#### What you are asked to do:
Extract the listing below in full, unchanged.
--- START ---
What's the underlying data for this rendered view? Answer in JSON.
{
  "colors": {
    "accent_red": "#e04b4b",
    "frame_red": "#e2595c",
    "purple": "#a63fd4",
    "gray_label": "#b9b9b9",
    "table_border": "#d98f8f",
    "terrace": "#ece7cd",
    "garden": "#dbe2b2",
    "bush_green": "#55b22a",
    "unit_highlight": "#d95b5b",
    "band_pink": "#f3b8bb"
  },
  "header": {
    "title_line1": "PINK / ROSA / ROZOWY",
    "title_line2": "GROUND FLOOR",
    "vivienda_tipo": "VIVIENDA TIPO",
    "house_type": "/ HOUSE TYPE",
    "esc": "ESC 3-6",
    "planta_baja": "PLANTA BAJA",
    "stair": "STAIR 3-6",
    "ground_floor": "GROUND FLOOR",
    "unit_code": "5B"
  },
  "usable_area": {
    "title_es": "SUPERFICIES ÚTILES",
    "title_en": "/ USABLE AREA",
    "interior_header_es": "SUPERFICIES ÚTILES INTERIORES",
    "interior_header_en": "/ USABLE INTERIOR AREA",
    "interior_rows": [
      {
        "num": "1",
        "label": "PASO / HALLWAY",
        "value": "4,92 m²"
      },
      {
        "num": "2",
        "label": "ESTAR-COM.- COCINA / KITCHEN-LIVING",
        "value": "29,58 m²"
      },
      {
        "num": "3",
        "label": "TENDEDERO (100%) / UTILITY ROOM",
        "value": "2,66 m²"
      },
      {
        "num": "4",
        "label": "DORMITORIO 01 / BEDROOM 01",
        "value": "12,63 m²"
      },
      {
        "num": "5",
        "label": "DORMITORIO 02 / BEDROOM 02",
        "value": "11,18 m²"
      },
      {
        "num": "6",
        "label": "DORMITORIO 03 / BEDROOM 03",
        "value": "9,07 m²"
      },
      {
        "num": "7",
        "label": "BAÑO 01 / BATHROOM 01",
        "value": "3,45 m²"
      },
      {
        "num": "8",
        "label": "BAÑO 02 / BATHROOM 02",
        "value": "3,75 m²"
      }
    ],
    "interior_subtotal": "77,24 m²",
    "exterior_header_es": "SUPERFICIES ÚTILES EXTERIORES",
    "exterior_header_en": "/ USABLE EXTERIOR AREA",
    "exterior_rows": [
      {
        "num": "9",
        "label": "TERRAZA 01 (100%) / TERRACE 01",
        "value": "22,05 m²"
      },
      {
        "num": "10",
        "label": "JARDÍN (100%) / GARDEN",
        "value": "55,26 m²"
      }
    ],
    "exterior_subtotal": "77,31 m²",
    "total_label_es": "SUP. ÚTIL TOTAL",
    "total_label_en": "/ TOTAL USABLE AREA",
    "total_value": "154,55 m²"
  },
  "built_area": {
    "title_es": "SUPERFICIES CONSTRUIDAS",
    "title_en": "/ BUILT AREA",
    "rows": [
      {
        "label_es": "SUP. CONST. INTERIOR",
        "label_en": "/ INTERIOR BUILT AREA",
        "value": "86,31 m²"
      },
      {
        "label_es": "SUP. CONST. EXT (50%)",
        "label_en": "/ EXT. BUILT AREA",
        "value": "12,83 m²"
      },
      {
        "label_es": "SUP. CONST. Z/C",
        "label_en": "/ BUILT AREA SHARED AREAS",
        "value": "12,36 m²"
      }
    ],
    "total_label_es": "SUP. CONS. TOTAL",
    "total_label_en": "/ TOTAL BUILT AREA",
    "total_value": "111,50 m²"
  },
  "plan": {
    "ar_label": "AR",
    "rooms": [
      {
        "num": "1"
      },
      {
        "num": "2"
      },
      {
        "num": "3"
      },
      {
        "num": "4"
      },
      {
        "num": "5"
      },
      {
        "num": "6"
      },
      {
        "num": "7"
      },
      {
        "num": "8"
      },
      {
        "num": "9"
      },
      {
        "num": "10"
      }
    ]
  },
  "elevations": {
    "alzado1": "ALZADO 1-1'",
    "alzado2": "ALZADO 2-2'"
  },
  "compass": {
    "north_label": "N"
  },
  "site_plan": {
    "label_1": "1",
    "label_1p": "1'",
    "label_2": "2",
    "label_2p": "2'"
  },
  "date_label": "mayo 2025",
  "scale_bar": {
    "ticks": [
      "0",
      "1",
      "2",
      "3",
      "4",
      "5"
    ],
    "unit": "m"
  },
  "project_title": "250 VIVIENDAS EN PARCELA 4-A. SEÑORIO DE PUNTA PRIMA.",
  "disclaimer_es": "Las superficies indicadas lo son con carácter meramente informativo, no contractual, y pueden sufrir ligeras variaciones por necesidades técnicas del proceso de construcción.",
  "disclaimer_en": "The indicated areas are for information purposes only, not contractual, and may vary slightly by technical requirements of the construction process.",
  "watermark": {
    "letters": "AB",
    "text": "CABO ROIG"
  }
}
--- END ---
#### Full solution:
What's the underlying data for this rendered view? Answer in JSON.
{
  "colors": {
    "accent_red": "#e04b4b",
    "frame_red": "#e2595c",
    "purple": "#a63fd4",
    "gray_label": "#b9b9b9",
    "table_border": "#d98f8f",
    "terrace": "#ece7cd",
    "garden": "#dbe2b2",
    "bush_green": "#55b22a",
    "unit_highlight": "#d95b5b",
    "band_pink": "#f3b8bb"
  },
  "header": {
    "title_line1": "PINK / ROSA / ROZOWY",
    "title_line2": "GROUND FLOOR",
    "vivienda_tipo": "VIVIENDA TIPO",
    "house_type": "/ HOUSE TYPE",
    "esc": "ESC 3-6",
    "planta_baja": "PLANTA BAJA",
    "stair": "STAIR 3-6",
    "ground_floor": "GROUND FLOOR",
    "unit_code": "5B"
  },
  "usable_area": {
    "title_es": "SUPERFICIES ÚTILES",
    "title_en": "/ USABLE AREA",
    "interior_header_es": "SUPERFICIES ÚTILES INTERIORES",
    "interior_header_en": "/ USABLE INTERIOR AREA",
    "interior_rows": [
      {
        "num": "1",
        "label": "PASO / HALLWAY",
        "value": "4,92 m²"
      },
      {
        "num": "2",
        "label": "ESTAR-COM.- COCINA / KITCHEN-LIVING",
        "value": "29,58 m²"
      },
      {
        "num": "3",
        "label": "TENDEDERO (100%) / UTILITY ROOM",
        "value": "2,66 m²"
      },
      {
        "num": "4",
        "label": "DORMITORIO 01 / BEDROOM 01",
        "value": "12,63 m²"
      },
      {
        "num": "5",
        "label": "DORMITORIO 02 / BEDROOM 02",
        "value": "11,18 m²"
      },
      {
        "num": "6",
        "label": "DORMITORIO 03 / BEDROOM 03",
        "value": "9,07 m²"
      },
      {
        "num": "7",
        "label": "BAÑO 01 / BATHROOM 01",
        "value": "3,45 m²"
      },
      {
        "num": "8",
        "label": "BAÑO 02 / BATHROOM 02",
        "value": "3,75 m²"
      }
    ],
    "interior_subtotal": "77,24 m²",
    "exterior_header_es": "SUPERFICIES ÚTILES EXTERIORES",
    "exterior_header_en": "/ USABLE EXTERIOR AREA",
    "exterior_rows": [
      {
        "num": "9",
        "label": "TERRAZA 01 (100%) / TERRACE 01",
        "value": "22,05 m²"
      },
      {
        "num": "10",
        "label": "JARDÍN (100%) / GARDEN",
        "value": "55,26 m²"
      }
    ],
    "exterior_subtotal": "77,31 m²",
    "total_label_es": "SUP. ÚTIL TOTAL",
    "total_label_en": "/ TOTAL USABLE AREA",
    "total_value": "154,55 m²"
  },
  "built_area": {
    "title_es": "SUPERFICIES CONSTRUIDAS",
    "title_en": "/ BUILT AREA",
    "rows": [
      {
        "label_es": "SUP. CONST. INTERIOR",
        "label_en": "/ INTERIOR BUILT AREA",
        "value": "86,31 m²"
      },
      {
        "label_es": "SUP. CONST. EXT (50%)",
        "label_en": "/ EXT. BUILT AREA",
        "value": "12,83 m²"
      },
      {
        "label_es": "SUP. CONST. Z/C",
        "label_en": "/ BUILT AREA SHARED AREAS",
        "value": "12,36 m²"
      }
    ],
    "total_label_es": "SUP. CONS. TOTAL",
    "total_label_en": "/ TOTAL BUILT AREA",
    "total_value": "111,50 m²"
  },
  "plan": {
    "ar_label": "AR",
    "rooms": [
      {
        "num": "1"
      },
      {
        "num": "2"
      },
      {
        "num": "3"
      },
      {
        "num": "4"
      },
      {
        "num": "5"
      },
      {
        "num": "6"
      },
      {
        "num": "7"
      },
      {
        "num": "8"
      },
      {
        "num": "9"
      },
      {
        "num": "10"
      }
    ]
  },
  "elevations": {
    "alzado1": "ALZADO 1-1'",
    "alzado2": "ALZADO 2-2'"
  },
  "compass": {
    "north_label": "N"
  },
  "site_plan": {
    "label_1": "1",
    "label_1p": "1'",
    "label_2": "2",
    "label_2p": "2'"
  },
  "date_label": "mayo 2025",
  "scale_bar": {
    "ticks": [
      "0",
      "1",
      "2",
      "3",
      "4",
      "5"
    ],
    "unit": "m"
  },
  "project_title": "250 VIVIENDAS EN PARCELA 4-A. SEÑORIO DE PUNTA PRIMA.",
  "disclaimer_es": "Las superficies indicadas lo son con carácter meramente informativo, no contractual, y pueden sufrir ligeras variaciones por necesidades técnicas del proceso de construcción.",
  "disclaimer_en": "The indicated areas are for information purposes only, not contractual, and may vary slightly by technical requirements of the construction process.",
  "watermark": {
    "letters": "AB",
    "text": "CABO ROIG"
  }
}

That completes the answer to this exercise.